Exercise prompt = Repeat the data word for word. Do not include the pictures.

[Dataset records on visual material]
========================================================================
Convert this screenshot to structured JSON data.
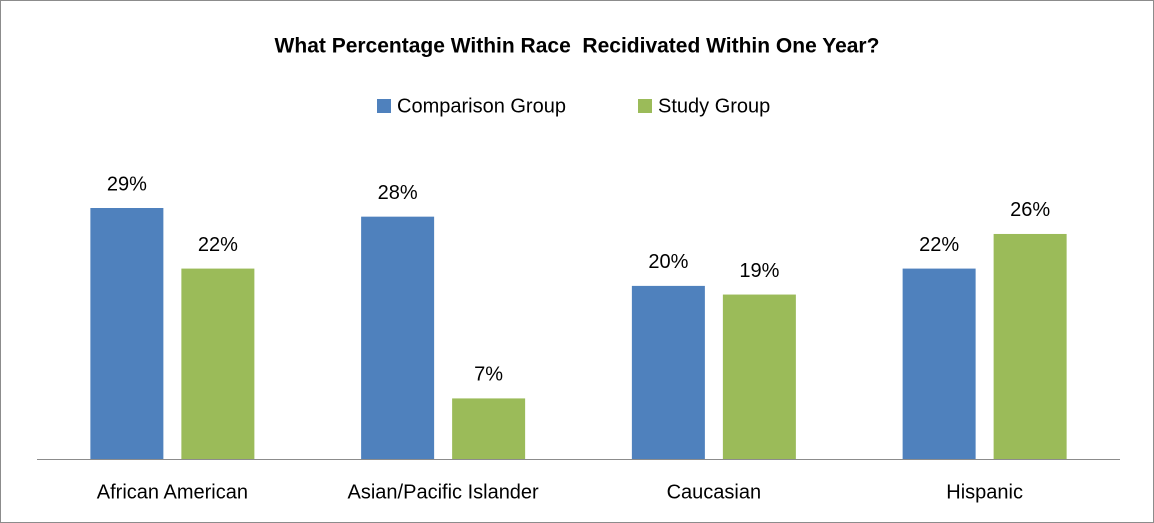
{
  "chart_data": {
    "type": "bar",
    "title": "What Percentage Within Race  Recidivated Within One Year?",
    "categories": [
      "African American",
      "Asian/Pacific Islander",
      "Caucasian",
      "Hispanic"
    ],
    "series": [
      {
        "name": "Comparison Group",
        "color": "#4f81bd",
        "values": [
          29,
          28,
          20,
          22
        ],
        "value_labels": [
          "29%",
          "28%",
          "20%",
          "22%"
        ]
      },
      {
        "name": "Study Group",
        "color": "#9bbb59",
        "values": [
          22,
          7,
          19,
          26
        ],
        "value_labels": [
          "22%",
          "7%",
          "19%",
          "26%"
        ]
      }
    ],
    "legend": "top"
  }
}
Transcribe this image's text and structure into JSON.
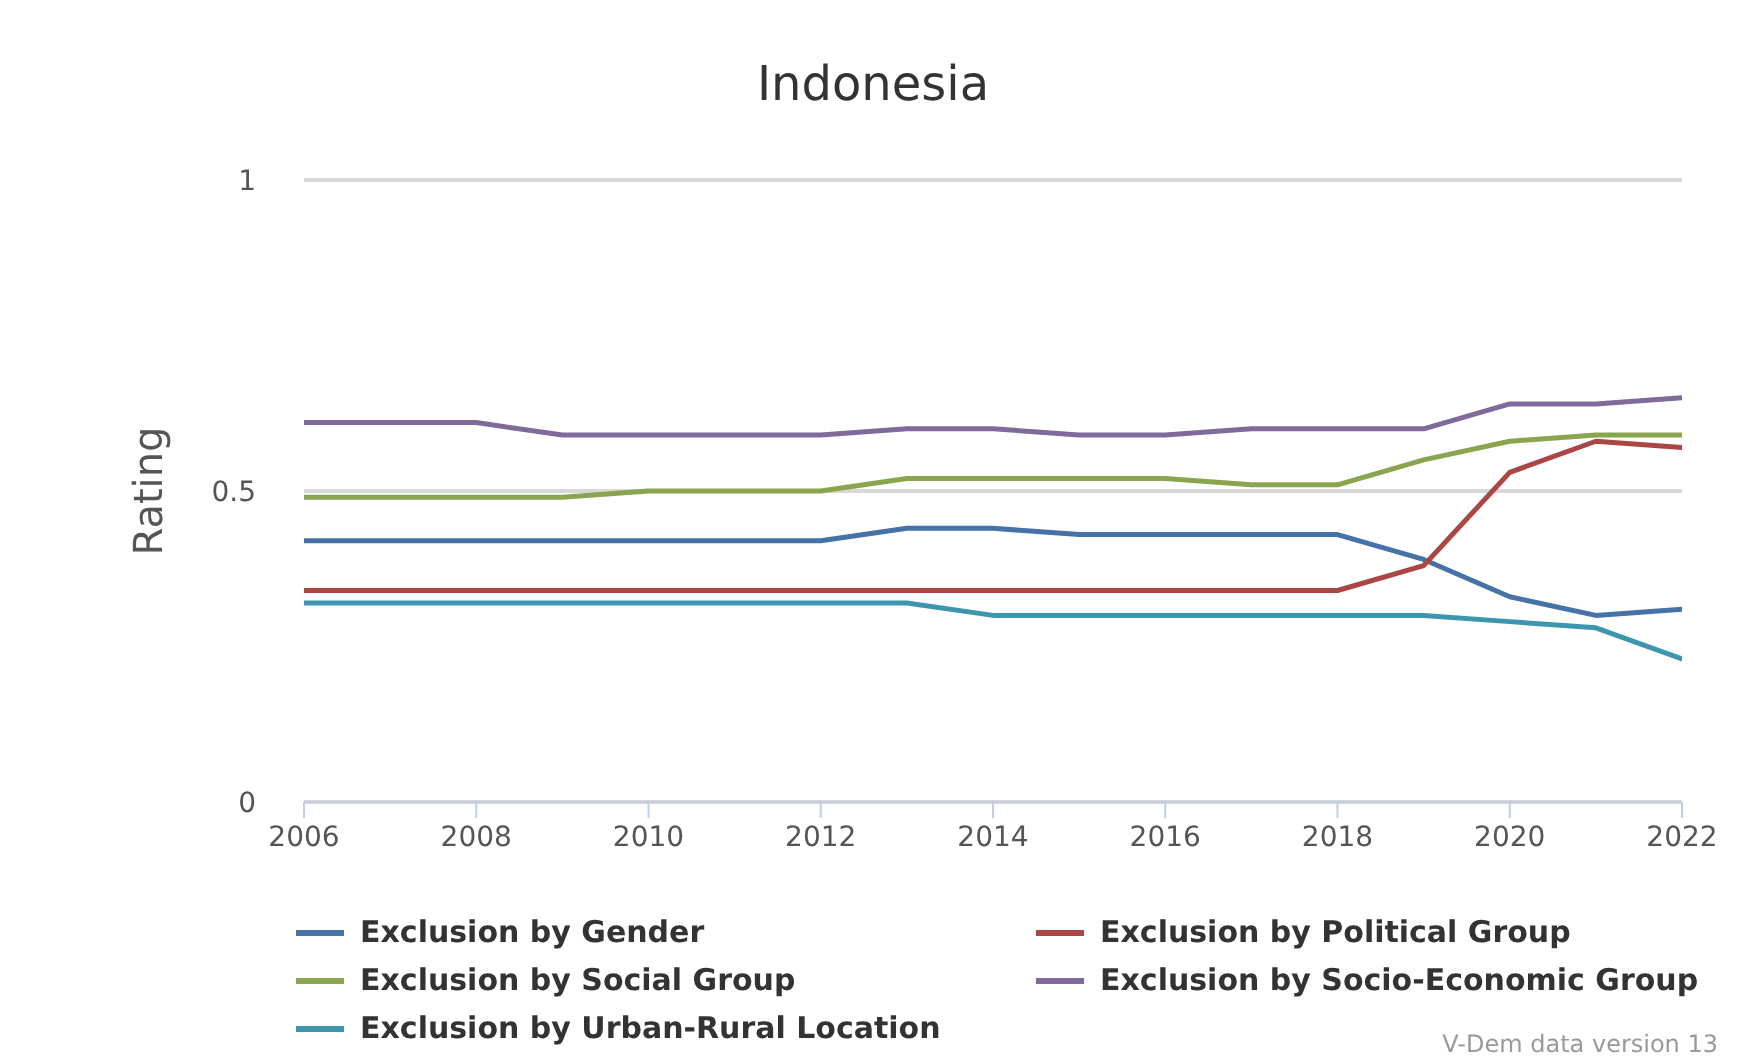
{
  "chart_data": {
    "type": "line",
    "title": "Indonesia",
    "ylabel": "Rating",
    "x": [
      2006,
      2007,
      2008,
      2009,
      2010,
      2011,
      2012,
      2013,
      2014,
      2015,
      2016,
      2017,
      2018,
      2019,
      2020,
      2021,
      2022
    ],
    "series": [
      {
        "name": "Exclusion by Gender",
        "color": "#4572a7",
        "values": [
          0.42,
          0.42,
          0.42,
          0.42,
          0.42,
          0.42,
          0.42,
          0.44,
          0.44,
          0.43,
          0.43,
          0.43,
          0.43,
          0.39,
          0.33,
          0.3,
          0.31
        ]
      },
      {
        "name": "Exclusion by Political Group",
        "color": "#aa4643",
        "values": [
          0.34,
          0.34,
          0.34,
          0.34,
          0.34,
          0.34,
          0.34,
          0.34,
          0.34,
          0.34,
          0.34,
          0.34,
          0.34,
          0.38,
          0.53,
          0.58,
          0.57
        ]
      },
      {
        "name": "Exclusion by Social Group",
        "color": "#89a54e",
        "values": [
          0.49,
          0.49,
          0.49,
          0.49,
          0.5,
          0.5,
          0.5,
          0.52,
          0.52,
          0.52,
          0.52,
          0.51,
          0.51,
          0.55,
          0.58,
          0.59,
          0.59
        ]
      },
      {
        "name": "Exclusion by Socio-Economic Group",
        "color": "#80699b",
        "values": [
          0.61,
          0.61,
          0.61,
          0.59,
          0.59,
          0.59,
          0.59,
          0.6,
          0.6,
          0.59,
          0.59,
          0.6,
          0.6,
          0.6,
          0.64,
          0.64,
          0.65
        ]
      },
      {
        "name": "Exclusion by Urban-Rural Location",
        "color": "#3d96ae",
        "values": [
          0.32,
          0.32,
          0.32,
          0.32,
          0.32,
          0.32,
          0.32,
          0.32,
          0.3,
          0.3,
          0.3,
          0.3,
          0.3,
          0.3,
          0.29,
          0.28,
          0.23
        ]
      }
    ],
    "xlim": [
      2006,
      2022
    ],
    "xticks": [
      2006,
      2008,
      2010,
      2012,
      2014,
      2016,
      2018,
      2020,
      2022
    ],
    "ylim": [
      0,
      1
    ],
    "yticks": [
      0,
      0.5,
      1
    ],
    "grid": "y",
    "legend": "bottom",
    "marker": "none",
    "line_style": "solid",
    "annotations": [
      "V-Dem data version 13"
    ]
  }
}
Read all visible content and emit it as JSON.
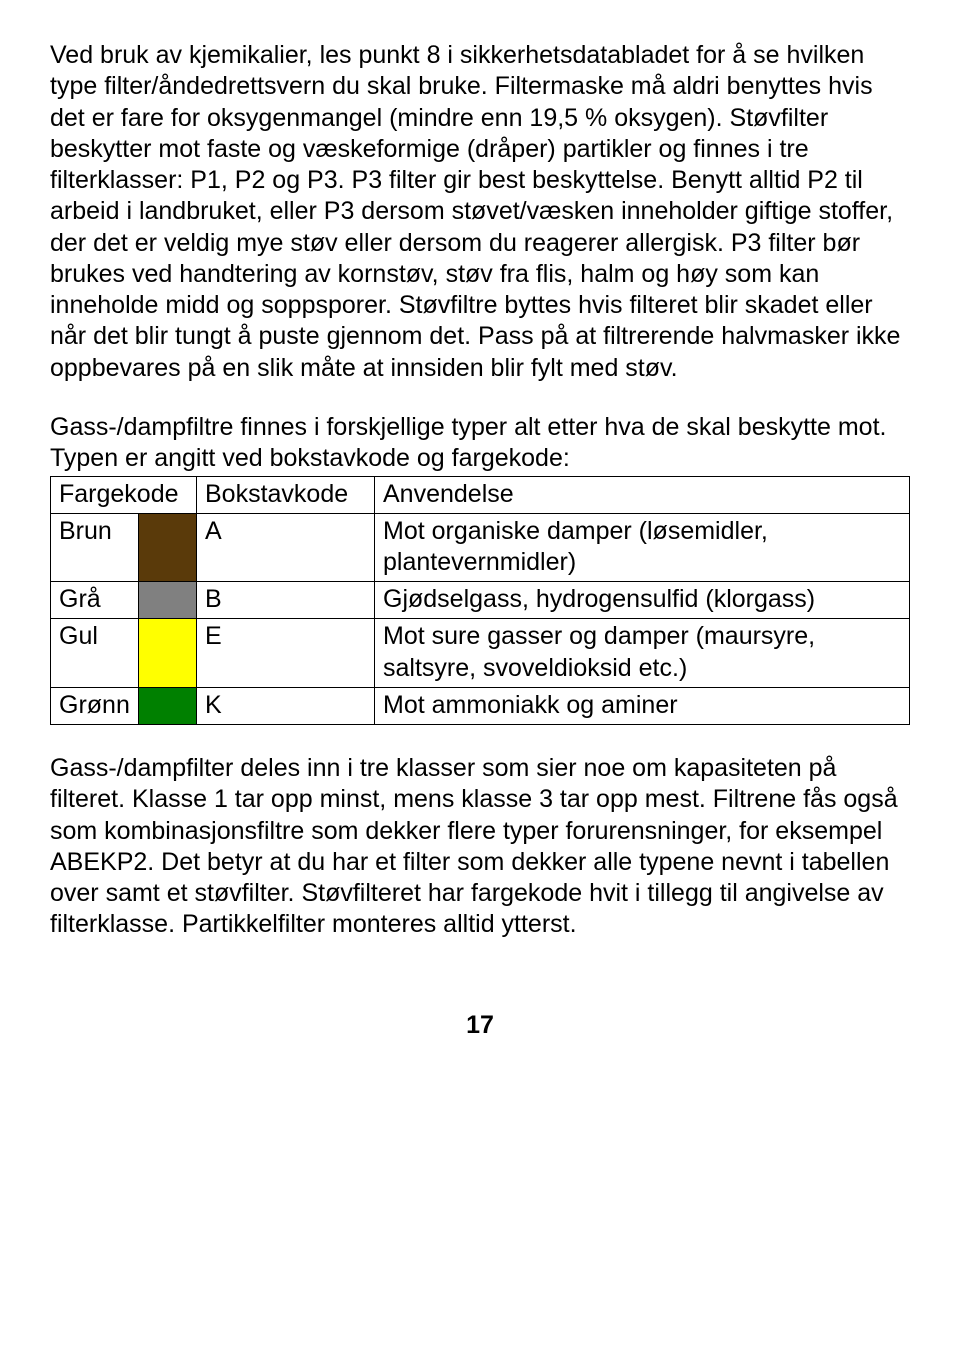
========================================================================
Written answer =
Convert this screenshot to structured JSON data.
{
  "chart_data": {
    "type": "bar",
    "title": "What Percentage Within Race  Recidivated Within One Year?",
    "categories": [
      "African American",
      "Asian/Pacific Islander",
      "Caucasian",
      "Hispanic"
    ],
    "series": [
      {
        "name": "Comparison Group",
        "color": "#4f81bd",
        "values": [
          29,
          28,
          20,
          22
        ],
        "value_labels": [
          "29%",
          "28%",
          "20%",
          "22%"
        ]
      },
      {
        "name": "Study Group",
        "color": "#9bbb59",
        "values": [
          22,
          7,
          19,
          26
        ],
        "value_labels": [
          "22%",
          "7%",
          "19%",
          "26%"
        ]
      }
    ],
    "legend": "top"
  }
}
Transcribe this image's text and structure into JSON.
{
  "chart_data": {
    "type": "line",
    "title": "Indonesia",
    "ylabel": "Rating",
    "x": [
      2006,
      2007,
      2008,
      2009,
      2010,
      2011,
      2012,
      2013,
      2014,
      2015,
      2016,
      2017,
      2018,
      2019,
      2020,
      2021,
      2022
    ],
    "series": [
      {
        "name": "Exclusion by Gender",
        "color": "#4572a7",
        "values": [
          0.42,
          0.42,
          0.42,
          0.42,
          0.42,
          0.42,
          0.42,
          0.44,
          0.44,
          0.43,
          0.43,
          0.43,
          0.43,
          0.39,
          0.33,
          0.3,
          0.31
        ]
      },
      {
        "name": "Exclusion by Political Group",
        "color": "#aa4643",
        "values": [
          0.34,
          0.34,
          0.34,
          0.34,
          0.34,
          0.34,
          0.34,
          0.34,
          0.34,
          0.34,
          0.34,
          0.34,
          0.34,
          0.38,
          0.53,
          0.58,
          0.57
        ]
      },
      {
        "name": "Exclusion by Social Group",
        "color": "#89a54e",
        "values": [
          0.49,
          0.49,
          0.49,
          0.49,
          0.5,
          0.5,
          0.5,
          0.52,
          0.52,
          0.52,
          0.52,
          0.51,
          0.51,
          0.55,
          0.58,
          0.59,
          0.59
        ]
      },
      {
        "name": "Exclusion by Socio-Economic Group",
        "color": "#80699b",
        "values": [
          0.61,
          0.61,
          0.61,
          0.59,
          0.59,
          0.59,
          0.59,
          0.6,
          0.6,
          0.59,
          0.59,
          0.6,
          0.6,
          0.6,
          0.64,
          0.64,
          0.65
        ]
      },
      {
        "name": "Exclusion by Urban-Rural Location",
        "color": "#3d96ae",
        "values": [
          0.32,
          0.32,
          0.32,
          0.32,
          0.32,
          0.32,
          0.32,
          0.32,
          0.3,
          0.3,
          0.3,
          0.3,
          0.3,
          0.3,
          0.29,
          0.28,
          0.23
        ]
      }
    ],
    "xlim": [
      2006,
      2022
    ],
    "xticks": [
      2006,
      2008,
      2010,
      2012,
      2014,
      2016,
      2018,
      2020,
      2022
    ],
    "ylim": [
      0,
      1
    ],
    "yticks": [
      0,
      0.5,
      1
    ],
    "grid": "y",
    "legend": "bottom",
    "marker": "none",
    "line_style": "solid",
    "annotations": [
      "V-Dem data version 13"
    ]
  }
}
Read all visible content and emit it as JSON.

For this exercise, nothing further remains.